(Records from a dataset)
--------------------

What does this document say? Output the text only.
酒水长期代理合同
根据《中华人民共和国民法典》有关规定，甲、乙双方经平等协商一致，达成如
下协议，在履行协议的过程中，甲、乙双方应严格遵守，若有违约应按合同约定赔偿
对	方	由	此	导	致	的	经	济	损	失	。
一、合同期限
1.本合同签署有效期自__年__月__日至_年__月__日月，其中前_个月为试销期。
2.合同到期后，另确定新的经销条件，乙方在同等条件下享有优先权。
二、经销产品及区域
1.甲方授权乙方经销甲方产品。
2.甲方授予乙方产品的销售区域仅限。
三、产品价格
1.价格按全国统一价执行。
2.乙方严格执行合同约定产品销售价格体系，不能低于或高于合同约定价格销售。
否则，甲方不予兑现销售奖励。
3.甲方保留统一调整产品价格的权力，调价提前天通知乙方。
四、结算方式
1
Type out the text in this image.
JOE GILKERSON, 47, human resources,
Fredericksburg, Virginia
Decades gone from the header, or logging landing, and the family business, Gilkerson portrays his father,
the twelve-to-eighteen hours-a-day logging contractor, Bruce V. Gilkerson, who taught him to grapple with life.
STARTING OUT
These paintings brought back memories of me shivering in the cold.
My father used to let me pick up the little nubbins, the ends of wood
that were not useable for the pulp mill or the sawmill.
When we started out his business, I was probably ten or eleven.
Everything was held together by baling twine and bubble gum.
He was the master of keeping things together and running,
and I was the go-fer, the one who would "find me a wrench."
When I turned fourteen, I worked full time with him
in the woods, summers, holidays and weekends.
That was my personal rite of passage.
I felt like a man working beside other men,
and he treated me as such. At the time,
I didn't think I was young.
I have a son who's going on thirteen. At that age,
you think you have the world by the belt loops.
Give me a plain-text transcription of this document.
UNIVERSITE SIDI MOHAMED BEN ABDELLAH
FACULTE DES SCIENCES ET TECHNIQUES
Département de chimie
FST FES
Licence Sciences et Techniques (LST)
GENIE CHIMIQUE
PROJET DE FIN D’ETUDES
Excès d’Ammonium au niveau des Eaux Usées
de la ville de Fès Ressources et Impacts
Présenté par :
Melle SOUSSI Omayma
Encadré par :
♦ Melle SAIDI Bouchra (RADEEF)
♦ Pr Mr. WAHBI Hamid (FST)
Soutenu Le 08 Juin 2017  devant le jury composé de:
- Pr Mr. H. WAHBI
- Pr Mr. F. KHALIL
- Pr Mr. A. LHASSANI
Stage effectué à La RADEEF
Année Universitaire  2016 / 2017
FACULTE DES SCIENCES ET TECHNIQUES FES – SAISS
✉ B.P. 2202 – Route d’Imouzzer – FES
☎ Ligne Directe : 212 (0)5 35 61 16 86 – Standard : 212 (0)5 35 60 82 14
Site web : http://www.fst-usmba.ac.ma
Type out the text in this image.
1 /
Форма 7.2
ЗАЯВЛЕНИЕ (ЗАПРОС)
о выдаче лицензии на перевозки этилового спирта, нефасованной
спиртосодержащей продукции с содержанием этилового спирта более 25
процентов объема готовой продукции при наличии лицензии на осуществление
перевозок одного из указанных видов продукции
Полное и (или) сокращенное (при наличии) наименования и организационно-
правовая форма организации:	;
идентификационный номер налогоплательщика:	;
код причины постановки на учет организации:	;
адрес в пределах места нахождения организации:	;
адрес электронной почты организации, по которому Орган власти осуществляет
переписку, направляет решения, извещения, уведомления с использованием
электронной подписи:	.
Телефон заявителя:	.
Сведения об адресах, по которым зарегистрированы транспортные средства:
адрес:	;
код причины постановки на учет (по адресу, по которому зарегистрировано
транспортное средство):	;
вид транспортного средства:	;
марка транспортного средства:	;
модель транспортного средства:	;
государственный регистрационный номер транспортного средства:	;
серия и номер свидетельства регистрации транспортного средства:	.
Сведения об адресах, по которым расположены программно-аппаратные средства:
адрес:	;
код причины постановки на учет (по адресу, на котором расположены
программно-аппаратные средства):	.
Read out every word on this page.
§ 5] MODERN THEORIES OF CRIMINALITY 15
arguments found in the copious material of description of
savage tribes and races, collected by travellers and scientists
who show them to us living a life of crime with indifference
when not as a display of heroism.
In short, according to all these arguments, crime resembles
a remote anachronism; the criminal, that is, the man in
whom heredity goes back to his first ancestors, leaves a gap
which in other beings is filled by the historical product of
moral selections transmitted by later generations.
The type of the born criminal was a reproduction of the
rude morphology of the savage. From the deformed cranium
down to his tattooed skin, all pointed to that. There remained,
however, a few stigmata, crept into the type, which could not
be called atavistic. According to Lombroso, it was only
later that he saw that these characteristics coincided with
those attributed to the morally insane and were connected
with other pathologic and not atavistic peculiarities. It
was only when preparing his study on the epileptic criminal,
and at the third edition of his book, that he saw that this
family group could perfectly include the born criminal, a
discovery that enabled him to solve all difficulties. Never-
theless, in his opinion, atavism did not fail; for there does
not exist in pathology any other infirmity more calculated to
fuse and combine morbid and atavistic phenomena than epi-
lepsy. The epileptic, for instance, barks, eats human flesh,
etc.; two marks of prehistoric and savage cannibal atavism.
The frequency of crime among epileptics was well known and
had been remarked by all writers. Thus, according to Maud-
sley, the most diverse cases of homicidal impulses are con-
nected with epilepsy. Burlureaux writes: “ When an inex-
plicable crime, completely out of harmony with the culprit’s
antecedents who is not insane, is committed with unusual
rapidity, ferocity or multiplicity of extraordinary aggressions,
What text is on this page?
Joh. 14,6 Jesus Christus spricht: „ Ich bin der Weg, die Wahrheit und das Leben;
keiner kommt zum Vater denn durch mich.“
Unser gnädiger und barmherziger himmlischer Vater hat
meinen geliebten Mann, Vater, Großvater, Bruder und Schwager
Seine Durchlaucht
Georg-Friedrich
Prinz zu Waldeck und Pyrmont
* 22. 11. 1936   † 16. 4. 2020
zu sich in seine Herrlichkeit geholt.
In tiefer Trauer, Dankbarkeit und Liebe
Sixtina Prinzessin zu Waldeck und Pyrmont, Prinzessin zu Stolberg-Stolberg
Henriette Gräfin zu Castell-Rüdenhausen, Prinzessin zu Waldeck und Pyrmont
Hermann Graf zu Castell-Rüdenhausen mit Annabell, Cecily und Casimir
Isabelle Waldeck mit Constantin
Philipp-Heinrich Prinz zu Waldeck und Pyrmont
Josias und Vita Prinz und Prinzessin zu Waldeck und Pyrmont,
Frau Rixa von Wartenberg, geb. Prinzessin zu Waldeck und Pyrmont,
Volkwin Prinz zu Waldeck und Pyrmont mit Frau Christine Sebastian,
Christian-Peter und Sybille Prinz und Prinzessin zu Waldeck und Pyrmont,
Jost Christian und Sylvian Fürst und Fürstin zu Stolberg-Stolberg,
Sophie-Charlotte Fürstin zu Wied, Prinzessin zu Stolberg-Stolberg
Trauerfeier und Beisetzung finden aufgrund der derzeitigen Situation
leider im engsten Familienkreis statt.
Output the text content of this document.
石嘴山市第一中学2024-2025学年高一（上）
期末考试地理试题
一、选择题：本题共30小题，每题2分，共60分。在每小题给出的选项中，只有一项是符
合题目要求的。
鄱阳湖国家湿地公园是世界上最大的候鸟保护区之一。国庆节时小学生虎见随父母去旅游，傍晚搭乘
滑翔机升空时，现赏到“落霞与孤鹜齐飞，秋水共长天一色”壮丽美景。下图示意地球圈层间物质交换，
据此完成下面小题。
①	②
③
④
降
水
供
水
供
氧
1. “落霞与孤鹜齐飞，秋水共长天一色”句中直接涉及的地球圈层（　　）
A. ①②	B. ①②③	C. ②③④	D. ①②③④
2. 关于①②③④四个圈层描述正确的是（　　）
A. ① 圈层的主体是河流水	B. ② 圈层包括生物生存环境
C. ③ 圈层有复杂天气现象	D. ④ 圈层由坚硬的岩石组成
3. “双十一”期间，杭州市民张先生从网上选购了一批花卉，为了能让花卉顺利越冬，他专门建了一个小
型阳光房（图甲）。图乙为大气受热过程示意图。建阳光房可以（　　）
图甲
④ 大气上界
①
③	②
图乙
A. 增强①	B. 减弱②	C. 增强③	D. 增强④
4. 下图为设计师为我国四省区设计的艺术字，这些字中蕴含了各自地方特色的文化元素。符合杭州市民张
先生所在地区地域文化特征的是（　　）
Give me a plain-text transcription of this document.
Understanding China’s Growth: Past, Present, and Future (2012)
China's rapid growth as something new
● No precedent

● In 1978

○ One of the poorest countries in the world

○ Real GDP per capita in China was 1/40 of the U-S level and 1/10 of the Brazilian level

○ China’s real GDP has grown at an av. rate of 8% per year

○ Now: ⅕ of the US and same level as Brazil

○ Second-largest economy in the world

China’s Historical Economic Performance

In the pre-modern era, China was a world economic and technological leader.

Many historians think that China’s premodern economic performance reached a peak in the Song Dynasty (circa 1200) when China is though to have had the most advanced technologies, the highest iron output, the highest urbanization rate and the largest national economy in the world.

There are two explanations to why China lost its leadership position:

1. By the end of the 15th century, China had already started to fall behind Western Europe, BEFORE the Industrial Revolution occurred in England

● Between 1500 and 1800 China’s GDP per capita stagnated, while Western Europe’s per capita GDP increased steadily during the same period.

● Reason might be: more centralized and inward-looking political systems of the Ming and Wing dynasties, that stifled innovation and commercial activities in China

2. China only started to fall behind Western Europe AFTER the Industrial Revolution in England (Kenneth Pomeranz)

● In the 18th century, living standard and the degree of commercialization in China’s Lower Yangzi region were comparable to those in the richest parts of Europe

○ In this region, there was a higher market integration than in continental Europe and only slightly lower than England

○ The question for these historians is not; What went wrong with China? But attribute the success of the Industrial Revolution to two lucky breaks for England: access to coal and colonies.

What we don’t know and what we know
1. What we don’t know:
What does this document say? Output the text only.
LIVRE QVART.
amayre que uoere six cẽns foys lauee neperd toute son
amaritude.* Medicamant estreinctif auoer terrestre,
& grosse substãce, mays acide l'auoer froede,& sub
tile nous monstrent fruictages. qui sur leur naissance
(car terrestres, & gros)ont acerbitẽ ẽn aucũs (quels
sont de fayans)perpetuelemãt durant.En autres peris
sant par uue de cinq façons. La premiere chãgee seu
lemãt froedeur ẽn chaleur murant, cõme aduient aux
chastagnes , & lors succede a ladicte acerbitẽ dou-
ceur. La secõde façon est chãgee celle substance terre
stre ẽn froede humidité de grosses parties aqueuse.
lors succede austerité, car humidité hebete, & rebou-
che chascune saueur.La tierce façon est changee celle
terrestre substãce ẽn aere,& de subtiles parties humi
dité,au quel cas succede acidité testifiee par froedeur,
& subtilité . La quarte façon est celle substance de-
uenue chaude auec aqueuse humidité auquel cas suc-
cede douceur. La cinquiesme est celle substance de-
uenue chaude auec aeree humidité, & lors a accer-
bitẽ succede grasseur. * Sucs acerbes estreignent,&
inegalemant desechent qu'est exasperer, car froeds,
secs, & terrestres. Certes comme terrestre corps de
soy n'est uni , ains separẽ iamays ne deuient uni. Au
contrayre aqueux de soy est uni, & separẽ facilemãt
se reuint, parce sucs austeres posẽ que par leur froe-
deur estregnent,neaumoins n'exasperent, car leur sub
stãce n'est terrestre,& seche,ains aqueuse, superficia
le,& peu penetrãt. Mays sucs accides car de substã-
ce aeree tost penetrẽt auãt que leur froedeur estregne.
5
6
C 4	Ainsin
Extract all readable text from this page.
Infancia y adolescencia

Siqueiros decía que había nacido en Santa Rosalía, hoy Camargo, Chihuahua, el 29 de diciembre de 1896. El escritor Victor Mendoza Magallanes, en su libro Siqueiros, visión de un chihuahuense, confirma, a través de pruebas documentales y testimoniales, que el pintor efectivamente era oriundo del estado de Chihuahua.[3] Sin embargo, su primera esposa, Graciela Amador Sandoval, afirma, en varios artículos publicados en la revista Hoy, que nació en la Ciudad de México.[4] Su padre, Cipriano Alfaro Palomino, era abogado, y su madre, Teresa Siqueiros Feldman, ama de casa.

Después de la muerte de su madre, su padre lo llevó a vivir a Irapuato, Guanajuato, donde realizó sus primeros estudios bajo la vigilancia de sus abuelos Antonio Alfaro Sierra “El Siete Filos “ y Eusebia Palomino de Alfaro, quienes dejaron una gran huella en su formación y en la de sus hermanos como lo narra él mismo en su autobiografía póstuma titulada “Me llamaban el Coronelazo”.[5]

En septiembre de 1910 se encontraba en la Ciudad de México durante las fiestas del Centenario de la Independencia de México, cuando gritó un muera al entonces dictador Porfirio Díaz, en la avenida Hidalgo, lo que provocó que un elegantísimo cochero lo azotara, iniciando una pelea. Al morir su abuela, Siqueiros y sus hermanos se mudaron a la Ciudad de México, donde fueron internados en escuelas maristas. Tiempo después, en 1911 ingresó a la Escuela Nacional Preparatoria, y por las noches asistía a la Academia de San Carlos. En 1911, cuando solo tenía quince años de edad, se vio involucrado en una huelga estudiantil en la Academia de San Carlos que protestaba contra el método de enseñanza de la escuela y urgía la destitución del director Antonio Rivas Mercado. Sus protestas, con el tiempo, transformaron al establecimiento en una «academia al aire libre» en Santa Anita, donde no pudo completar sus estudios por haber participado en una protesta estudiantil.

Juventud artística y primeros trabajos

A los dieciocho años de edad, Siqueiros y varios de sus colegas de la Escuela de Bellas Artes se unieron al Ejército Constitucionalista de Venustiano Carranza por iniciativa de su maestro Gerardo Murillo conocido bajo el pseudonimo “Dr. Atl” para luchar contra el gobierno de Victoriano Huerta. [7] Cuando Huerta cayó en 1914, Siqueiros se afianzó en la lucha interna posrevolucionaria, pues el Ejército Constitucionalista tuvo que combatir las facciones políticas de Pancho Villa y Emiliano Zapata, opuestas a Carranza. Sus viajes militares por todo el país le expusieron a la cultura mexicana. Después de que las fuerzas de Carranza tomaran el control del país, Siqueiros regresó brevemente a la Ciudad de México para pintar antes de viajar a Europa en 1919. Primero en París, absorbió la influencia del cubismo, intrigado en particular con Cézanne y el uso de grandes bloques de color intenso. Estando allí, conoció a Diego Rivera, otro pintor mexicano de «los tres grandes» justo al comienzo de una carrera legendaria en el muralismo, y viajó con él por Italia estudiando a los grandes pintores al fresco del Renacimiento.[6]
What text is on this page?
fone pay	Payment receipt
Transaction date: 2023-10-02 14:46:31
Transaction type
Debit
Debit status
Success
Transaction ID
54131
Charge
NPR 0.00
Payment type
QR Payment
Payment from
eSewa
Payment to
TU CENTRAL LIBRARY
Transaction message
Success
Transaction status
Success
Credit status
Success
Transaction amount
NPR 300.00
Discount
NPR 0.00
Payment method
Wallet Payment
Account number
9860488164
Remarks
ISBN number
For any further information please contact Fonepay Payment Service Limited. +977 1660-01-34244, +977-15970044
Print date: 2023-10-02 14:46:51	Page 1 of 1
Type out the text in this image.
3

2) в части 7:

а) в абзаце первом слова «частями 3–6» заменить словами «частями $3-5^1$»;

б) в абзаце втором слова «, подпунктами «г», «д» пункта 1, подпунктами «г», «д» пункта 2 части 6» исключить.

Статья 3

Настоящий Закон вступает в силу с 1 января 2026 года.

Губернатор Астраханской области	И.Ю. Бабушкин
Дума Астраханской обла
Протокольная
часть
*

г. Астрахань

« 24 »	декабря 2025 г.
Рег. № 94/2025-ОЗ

--------------------

WHAT IS EXPECTED> Select, from the listing, all lines that include the word "estudios".

REPLY TO THE TASK>
Después de la muerte de su madre, su padre lo llevó a vivir a Irapuato, Guanajuato, donde realizó sus primeros estudios bajo la vigilancia de sus abuelos Antonio Alfaro Sierra “El Siete Filos “ y Eusebia Palomino de Alfaro, quienes dejaron una gran huella en su formación y en la de sus hermanos como lo narra él mismo en su autobiografía póstuma titulada “Me llamaban el Coronelazo”.[5]
En septiembre de 1910 se encontraba en la Ciudad de México durante las fiestas del Centenario de la Independencia de México, cuando gritó un muera al entonces dictador Porfirio Díaz, en la avenida Hidalgo, lo que provocó que un elegantísimo cochero lo azotara, iniciando una pelea. Al morir su abuela, Siqueiros y sus hermanos se mudaron a la Ciudad de México, donde fueron internados en escuelas maristas. Tiempo después, en 1911 ingresó a la Escuela Nacional Preparatoria, y por las noches asistía a la Academia de San Carlos. En 1911, cuando solo tenía quince años de edad, se vio involucrado en una huelga estudiantil en la Academia de San Carlos que protestaba contra el método de enseñanza de la escuela y urgía la destitución del director Antonio Rivas Mercado. Sus protestas, con el tiempo, transformaron al establecimiento en una «academia al aire libre» en Santa Anita, donde no pudo completar sus estudios por haber participado en una protesta estudiantil.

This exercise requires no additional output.